• Directive
Pull out every line with the word "arrow" from the entries below.

Dataset records
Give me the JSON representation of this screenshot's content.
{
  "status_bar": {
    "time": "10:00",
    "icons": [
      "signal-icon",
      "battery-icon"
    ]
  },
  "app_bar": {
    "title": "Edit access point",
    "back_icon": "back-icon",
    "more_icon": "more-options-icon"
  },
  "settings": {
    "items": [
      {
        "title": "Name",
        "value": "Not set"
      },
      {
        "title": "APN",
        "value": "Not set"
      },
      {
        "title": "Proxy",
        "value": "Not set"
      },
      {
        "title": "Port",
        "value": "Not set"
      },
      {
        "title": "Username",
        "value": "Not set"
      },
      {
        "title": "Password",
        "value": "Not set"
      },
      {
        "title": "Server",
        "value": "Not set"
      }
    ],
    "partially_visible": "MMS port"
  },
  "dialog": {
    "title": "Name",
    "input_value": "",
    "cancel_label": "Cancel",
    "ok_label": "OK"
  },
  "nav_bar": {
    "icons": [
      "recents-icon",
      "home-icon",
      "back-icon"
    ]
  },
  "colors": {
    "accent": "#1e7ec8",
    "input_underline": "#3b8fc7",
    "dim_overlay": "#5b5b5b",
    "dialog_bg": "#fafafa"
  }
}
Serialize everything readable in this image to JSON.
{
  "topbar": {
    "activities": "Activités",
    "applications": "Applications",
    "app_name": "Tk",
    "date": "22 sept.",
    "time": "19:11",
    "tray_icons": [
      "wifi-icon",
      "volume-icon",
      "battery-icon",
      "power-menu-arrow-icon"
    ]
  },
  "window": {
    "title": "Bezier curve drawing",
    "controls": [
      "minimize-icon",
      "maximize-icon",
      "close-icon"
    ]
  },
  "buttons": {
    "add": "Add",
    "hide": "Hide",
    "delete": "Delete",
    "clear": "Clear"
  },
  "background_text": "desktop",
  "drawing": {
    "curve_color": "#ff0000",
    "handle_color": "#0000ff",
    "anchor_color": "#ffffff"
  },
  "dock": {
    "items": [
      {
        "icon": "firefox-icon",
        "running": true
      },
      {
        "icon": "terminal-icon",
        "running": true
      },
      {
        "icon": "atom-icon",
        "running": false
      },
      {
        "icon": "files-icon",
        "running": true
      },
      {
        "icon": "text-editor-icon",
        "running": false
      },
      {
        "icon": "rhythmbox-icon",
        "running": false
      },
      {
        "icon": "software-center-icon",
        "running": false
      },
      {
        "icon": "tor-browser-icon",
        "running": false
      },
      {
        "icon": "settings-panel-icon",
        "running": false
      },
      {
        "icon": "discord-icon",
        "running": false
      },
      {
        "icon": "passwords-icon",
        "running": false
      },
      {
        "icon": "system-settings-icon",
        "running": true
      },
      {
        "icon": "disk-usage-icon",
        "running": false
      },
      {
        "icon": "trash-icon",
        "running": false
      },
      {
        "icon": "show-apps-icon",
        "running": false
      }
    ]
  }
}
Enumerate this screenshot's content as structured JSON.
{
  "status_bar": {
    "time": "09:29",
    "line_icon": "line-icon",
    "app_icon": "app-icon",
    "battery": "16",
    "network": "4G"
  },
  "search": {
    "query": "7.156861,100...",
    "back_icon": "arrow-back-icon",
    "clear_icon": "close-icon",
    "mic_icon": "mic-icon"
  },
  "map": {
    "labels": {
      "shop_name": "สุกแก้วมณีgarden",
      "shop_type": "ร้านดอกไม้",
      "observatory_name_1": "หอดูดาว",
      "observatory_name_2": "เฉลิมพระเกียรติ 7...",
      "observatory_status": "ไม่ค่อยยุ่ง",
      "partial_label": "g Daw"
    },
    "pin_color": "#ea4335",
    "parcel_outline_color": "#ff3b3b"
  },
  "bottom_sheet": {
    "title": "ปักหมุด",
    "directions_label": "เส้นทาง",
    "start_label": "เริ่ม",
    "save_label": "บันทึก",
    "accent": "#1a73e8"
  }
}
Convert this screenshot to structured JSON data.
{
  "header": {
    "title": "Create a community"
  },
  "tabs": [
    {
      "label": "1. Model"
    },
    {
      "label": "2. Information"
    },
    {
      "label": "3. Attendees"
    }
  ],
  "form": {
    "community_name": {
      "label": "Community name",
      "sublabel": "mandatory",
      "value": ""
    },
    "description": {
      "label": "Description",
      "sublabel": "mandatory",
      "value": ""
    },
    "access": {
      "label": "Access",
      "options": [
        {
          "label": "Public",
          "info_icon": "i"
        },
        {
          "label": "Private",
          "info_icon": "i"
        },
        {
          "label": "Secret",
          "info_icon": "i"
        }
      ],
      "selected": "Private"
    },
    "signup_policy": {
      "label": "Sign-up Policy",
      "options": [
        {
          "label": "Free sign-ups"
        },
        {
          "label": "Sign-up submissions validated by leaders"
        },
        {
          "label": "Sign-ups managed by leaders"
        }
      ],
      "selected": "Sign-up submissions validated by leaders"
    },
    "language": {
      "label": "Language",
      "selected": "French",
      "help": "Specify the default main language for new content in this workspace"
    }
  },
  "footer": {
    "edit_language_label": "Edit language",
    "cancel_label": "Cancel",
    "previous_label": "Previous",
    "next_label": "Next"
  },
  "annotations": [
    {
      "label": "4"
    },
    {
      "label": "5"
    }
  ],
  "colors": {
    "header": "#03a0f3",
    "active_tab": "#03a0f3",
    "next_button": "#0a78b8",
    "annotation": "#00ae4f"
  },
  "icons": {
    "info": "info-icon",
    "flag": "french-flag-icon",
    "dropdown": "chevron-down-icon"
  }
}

• Expected output
      "power-menu-arrow-icon"
    "back_icon": "arrow-back-icon",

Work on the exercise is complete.